● Your instructions: Write out the entries verbatim and leave the images out of the copy.

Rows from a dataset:
══════════════════════════════

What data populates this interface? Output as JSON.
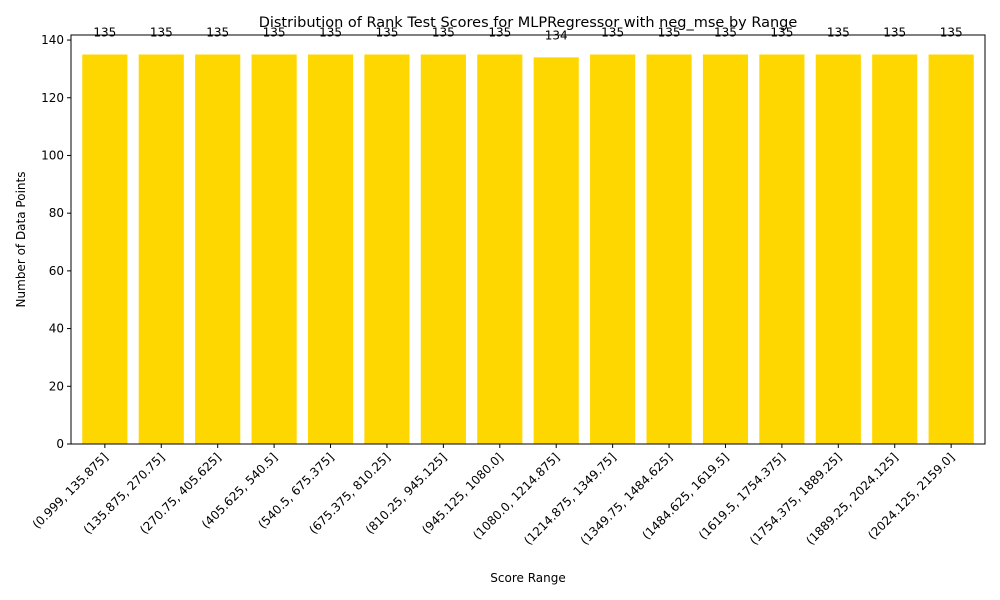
{
  "chart_data": {
    "type": "bar",
    "title": "Distribution of Rank Test Scores for MLPRegressor with neg_mse by Range",
    "xlabel": "Score Range",
    "ylabel": "Number of Data Points",
    "categories": [
      "(0.999, 135.875]",
      "(135.875, 270.75]",
      "(270.75, 405.625]",
      "(405.625, 540.5]",
      "(540.5, 675.375]",
      "(675.375, 810.25]",
      "(810.25, 945.125]",
      "(945.125, 1080.0]",
      "(1080.0, 1214.875]",
      "(1214.875, 1349.75]",
      "(1349.75, 1484.625]",
      "(1484.625, 1619.5]",
      "(1619.5, 1754.375]",
      "(1754.375, 1889.25]",
      "(1889.25, 2024.125]",
      "(2024.125, 2159.0]"
    ],
    "values": [
      135,
      135,
      135,
      135,
      135,
      135,
      135,
      135,
      134,
      135,
      135,
      135,
      135,
      135,
      135,
      135
    ],
    "data_labels": [
      "135",
      "135",
      "135",
      "135",
      "135",
      "135",
      "135",
      "135",
      "134",
      "135",
      "135",
      "135",
      "135",
      "135",
      "135",
      "135"
    ],
    "ylim": [
      0,
      141.75
    ],
    "yticks": [
      0,
      20,
      40,
      60,
      80,
      100,
      120,
      140
    ],
    "bar_color": "#FFD700",
    "grid": false,
    "legend": "none"
  }
}
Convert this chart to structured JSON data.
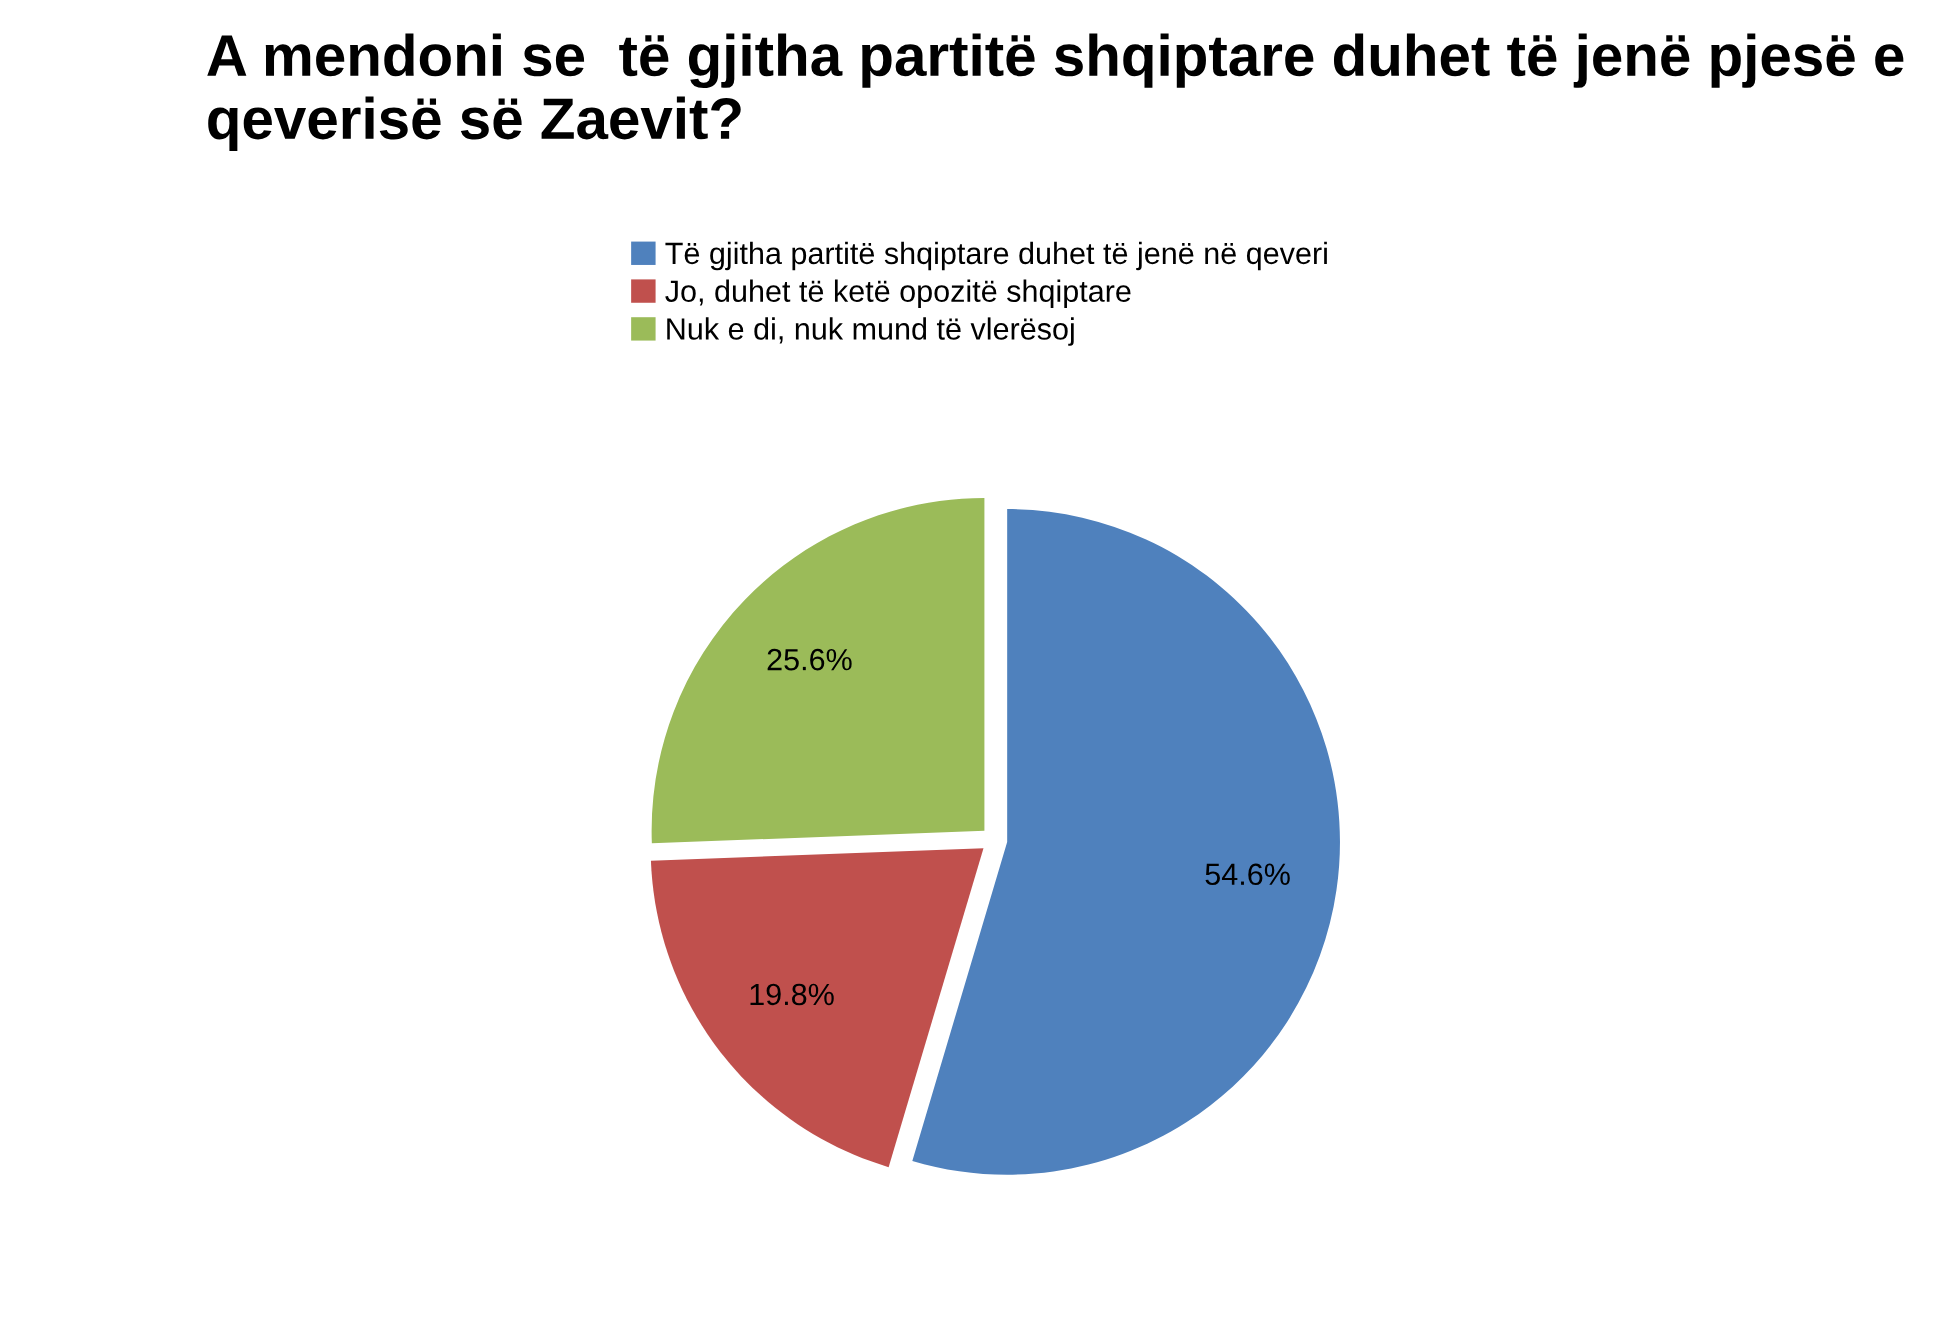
{
  "chart_data": {
    "type": "pie",
    "title": "A mendoni se  të gjitha partitë shqiptare duhet të jenë pjesë e qeverisë së Zaevit?",
    "categories": [
      "Të gjitha partitë shqiptare duhet të jenë në qeveri",
      "Jo, duhet të ketë opozitë shqiptare",
      "Nuk e di, nuk mund të vlerësoj"
    ],
    "values": [
      54.6,
      19.8,
      25.6
    ],
    "colors": [
      "#4f81bd",
      "#c0504d",
      "#9bbb59"
    ],
    "value_labels": [
      "54.6%",
      "19.8%",
      "25.6%"
    ],
    "data_labels": true,
    "legend": "top"
  }
}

══════════════════════════════

● Full output:
What data populates this interface? Output as JSON.
{
  "chart_data": {
    "type": "bar",
    "title": "Distribution of Rank Test Scores for MLPRegressor with neg_mse by Range",
    "xlabel": "Score Range",
    "ylabel": "Number of Data Points",
    "categories": [
      "(0.999, 135.875]",
      "(135.875, 270.75]",
      "(270.75, 405.625]",
      "(405.625, 540.5]",
      "(540.5, 675.375]",
      "(675.375, 810.25]",
      "(810.25, 945.125]",
      "(945.125, 1080.0]",
      "(1080.0, 1214.875]",
      "(1214.875, 1349.75]",
      "(1349.75, 1484.625]",
      "(1484.625, 1619.5]",
      "(1619.5, 1754.375]",
      "(1754.375, 1889.25]",
      "(1889.25, 2024.125]",
      "(2024.125, 2159.0]"
    ],
    "values": [
      135,
      135,
      135,
      135,
      135,
      135,
      135,
      135,
      134,
      135,
      135,
      135,
      135,
      135,
      135,
      135
    ],
    "data_labels": [
      "135",
      "135",
      "135",
      "135",
      "135",
      "135",
      "135",
      "135",
      "134",
      "135",
      "135",
      "135",
      "135",
      "135",
      "135",
      "135"
    ],
    "ylim": [
      0,
      141.75
    ],
    "yticks": [
      0,
      20,
      40,
      60,
      80,
      100,
      120,
      140
    ],
    "bar_color": "#FFD700",
    "grid": false,
    "legend": "none"
  }
}
Convert this chart to structured JSON data.
{
  "chart_data": {
    "type": "pie",
    "title": "A mendoni se  të gjitha partitë shqiptare duhet të jenë pjesë e qeverisë së Zaevit?",
    "categories": [
      "Të gjitha partitë shqiptare duhet të jenë në qeveri",
      "Jo, duhet të ketë opozitë shqiptare",
      "Nuk e di, nuk mund të vlerësoj"
    ],
    "values": [
      54.6,
      19.8,
      25.6
    ],
    "colors": [
      "#4f81bd",
      "#c0504d",
      "#9bbb59"
    ],
    "value_labels": [
      "54.6%",
      "19.8%",
      "25.6%"
    ],
    "data_labels": true,
    "legend": "top"
  }
}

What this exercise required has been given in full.